■ WHAT IS BEING ASKED
How many of these lines hold the string "party"? Answer with the number only.

** Start of SUPPLIED MATERIAL **

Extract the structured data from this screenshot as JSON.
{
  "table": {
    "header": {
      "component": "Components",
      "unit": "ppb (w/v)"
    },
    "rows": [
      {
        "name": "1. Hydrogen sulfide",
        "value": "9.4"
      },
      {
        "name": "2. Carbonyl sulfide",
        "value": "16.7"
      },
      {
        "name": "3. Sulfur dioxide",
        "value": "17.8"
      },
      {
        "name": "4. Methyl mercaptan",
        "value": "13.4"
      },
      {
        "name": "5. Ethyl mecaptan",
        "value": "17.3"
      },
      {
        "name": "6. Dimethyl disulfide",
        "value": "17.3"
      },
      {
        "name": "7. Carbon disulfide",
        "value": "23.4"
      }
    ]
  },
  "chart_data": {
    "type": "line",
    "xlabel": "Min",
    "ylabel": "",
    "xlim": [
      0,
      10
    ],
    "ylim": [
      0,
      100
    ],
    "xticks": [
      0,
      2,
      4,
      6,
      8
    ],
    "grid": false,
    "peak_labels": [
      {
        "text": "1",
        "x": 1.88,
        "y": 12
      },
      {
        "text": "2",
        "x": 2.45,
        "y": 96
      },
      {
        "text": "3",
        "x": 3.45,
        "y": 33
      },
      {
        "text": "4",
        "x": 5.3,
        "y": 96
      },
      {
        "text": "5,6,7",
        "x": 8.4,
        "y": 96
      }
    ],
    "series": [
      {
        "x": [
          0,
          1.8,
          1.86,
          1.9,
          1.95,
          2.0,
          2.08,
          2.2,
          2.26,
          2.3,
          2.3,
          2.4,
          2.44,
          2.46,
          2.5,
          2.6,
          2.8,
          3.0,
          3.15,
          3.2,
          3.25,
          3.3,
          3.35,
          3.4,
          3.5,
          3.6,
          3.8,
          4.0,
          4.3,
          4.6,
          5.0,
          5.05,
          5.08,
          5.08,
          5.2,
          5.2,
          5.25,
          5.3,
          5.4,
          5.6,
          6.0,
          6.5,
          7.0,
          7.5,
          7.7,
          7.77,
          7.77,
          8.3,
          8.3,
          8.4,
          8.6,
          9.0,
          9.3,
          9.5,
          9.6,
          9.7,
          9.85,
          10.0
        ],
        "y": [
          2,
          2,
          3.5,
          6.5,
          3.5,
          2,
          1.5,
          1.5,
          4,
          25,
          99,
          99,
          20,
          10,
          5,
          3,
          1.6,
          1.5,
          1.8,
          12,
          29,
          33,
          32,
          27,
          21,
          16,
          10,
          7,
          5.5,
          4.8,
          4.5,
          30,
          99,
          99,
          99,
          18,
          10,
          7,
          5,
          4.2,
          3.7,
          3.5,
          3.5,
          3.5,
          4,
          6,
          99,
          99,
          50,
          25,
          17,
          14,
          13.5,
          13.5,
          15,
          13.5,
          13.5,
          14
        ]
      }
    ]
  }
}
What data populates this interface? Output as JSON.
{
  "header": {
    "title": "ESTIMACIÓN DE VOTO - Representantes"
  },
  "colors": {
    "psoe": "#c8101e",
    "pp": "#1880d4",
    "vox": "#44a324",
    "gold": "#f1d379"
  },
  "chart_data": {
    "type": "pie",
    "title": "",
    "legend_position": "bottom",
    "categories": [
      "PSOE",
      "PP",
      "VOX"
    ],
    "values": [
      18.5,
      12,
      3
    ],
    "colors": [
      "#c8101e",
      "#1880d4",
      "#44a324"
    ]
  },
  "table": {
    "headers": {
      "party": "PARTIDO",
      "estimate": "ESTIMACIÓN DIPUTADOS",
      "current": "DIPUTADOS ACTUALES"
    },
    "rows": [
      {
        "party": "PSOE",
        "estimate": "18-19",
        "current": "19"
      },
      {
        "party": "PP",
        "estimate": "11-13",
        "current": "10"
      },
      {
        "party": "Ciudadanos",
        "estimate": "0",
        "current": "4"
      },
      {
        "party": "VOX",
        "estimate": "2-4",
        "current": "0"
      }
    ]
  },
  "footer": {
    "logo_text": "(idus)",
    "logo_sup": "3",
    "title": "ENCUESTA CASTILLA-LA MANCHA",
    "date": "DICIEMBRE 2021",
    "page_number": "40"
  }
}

** End of SUPPLIED MATERIAL **

■ RESULT
5